■ Entries with figure data ■

:::

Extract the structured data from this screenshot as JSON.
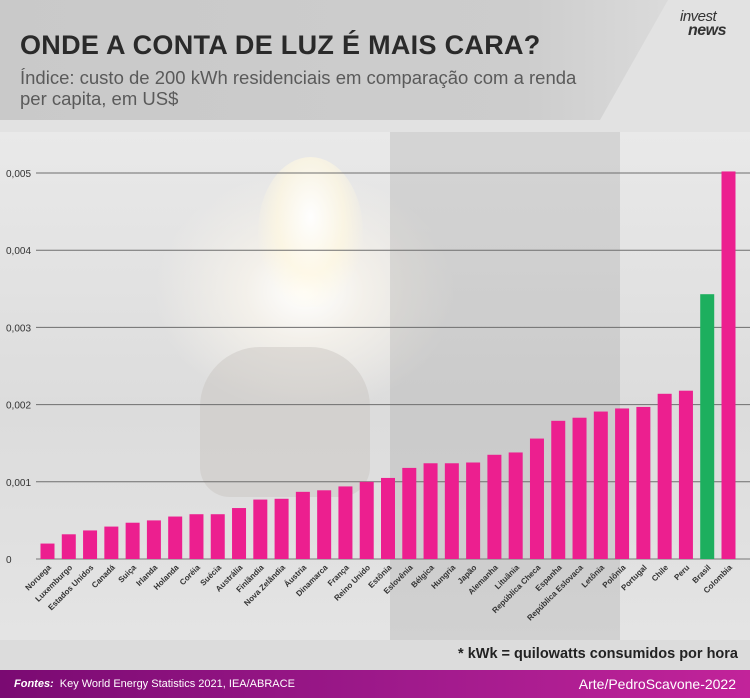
{
  "header": {
    "title": "ONDE A CONTA DE LUZ É MAIS CARA?",
    "subtitle": "Índice: custo de 200 kWh residenciais em comparação com a renda per capita, em US$",
    "logo_line1": "invest",
    "logo_line2": "news"
  },
  "chart_data": {
    "type": "bar",
    "title": "ONDE A CONTA DE LUZ É MAIS CARA?",
    "ylabel": "",
    "xlabel": "",
    "ylim": [
      0,
      0.0052
    ],
    "yticks": [
      0,
      0.001,
      0.002,
      0.003,
      0.004,
      0.005
    ],
    "ytick_labels": [
      "0",
      "0,001",
      "0,002",
      "0,003",
      "0,004",
      "0,005"
    ],
    "grid": true,
    "colors": {
      "default": "#ec1f8f",
      "highlight": "#1daf5e"
    },
    "highlight": "Brasil",
    "categories": [
      "Noruega",
      "Luxemburgo",
      "Estados Unidos",
      "Canadá",
      "Suiça",
      "Irlanda",
      "Holanda",
      "Coréia",
      "Suécia",
      "Austrália",
      "Finlândia",
      "Nova Zelândia",
      "Áustria",
      "Dinamarca",
      "França",
      "Reino Unido",
      "Estônia",
      "Eslovênia",
      "Bélgica",
      "Hungria",
      "Japão",
      "Alemanha",
      "Lituânia",
      "República Checa",
      "Espanha",
      "República Eslovaca",
      "Letônia",
      "Polônia",
      "Portugal",
      "Chile",
      "Peru",
      "Brasil",
      "Colombia"
    ],
    "values": [
      0.0002,
      0.00032,
      0.00037,
      0.00042,
      0.00047,
      0.0005,
      0.00055,
      0.00058,
      0.00058,
      0.00066,
      0.00077,
      0.00078,
      0.00087,
      0.00089,
      0.00094,
      0.001,
      0.00105,
      0.00118,
      0.00124,
      0.00124,
      0.00125,
      0.00135,
      0.00138,
      0.00156,
      0.00179,
      0.00183,
      0.00191,
      0.00195,
      0.00197,
      0.00214,
      0.00218,
      0.00343,
      0.00502
    ]
  },
  "note": "* kWk = quilowatts consumidos por hora",
  "footer": {
    "sources_label": "Fontes:",
    "sources_text": "Key World Energy Statistics 2021, IEA/ABRACE",
    "credit": "Arte/PedroScavone-2022"
  }
}
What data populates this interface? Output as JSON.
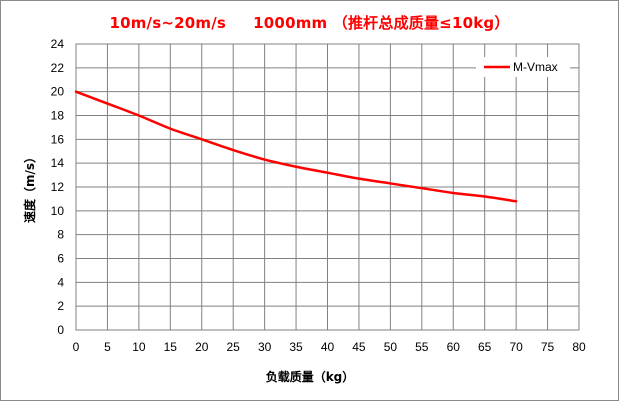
{
  "chart_data": {
    "type": "line",
    "title": "10m/s~20m/s     1000mm （推杆总成质量≤10kg）",
    "xlabel": "负载质量（kg）",
    "ylabel": "速度（m/s）",
    "xlim": [
      0,
      80
    ],
    "ylim": [
      0,
      24
    ],
    "xticks": [
      "0",
      "5",
      "10",
      "15",
      "20",
      "25",
      "30",
      "35",
      "40",
      "45",
      "50",
      "55",
      "60",
      "65",
      "70",
      "75",
      "80"
    ],
    "yticks": [
      "0",
      "2",
      "4",
      "6",
      "8",
      "10",
      "12",
      "14",
      "16",
      "18",
      "20",
      "22",
      "24"
    ],
    "grid": true,
    "legend_position": "top-right",
    "series": [
      {
        "name": "M-Vmax",
        "color": "#ff0000",
        "x": [
          0,
          5,
          10,
          15,
          20,
          25,
          30,
          35,
          40,
          45,
          50,
          55,
          60,
          65,
          70
        ],
        "y": [
          20.0,
          19.0,
          18.0,
          16.9,
          16.0,
          15.1,
          14.3,
          13.7,
          13.2,
          12.7,
          12.3,
          11.9,
          11.5,
          11.2,
          10.8
        ]
      }
    ]
  }
}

:::

■ Set problem ■
Find how many lines include the string "JSON" and report that number alone.

■ Reply ■
2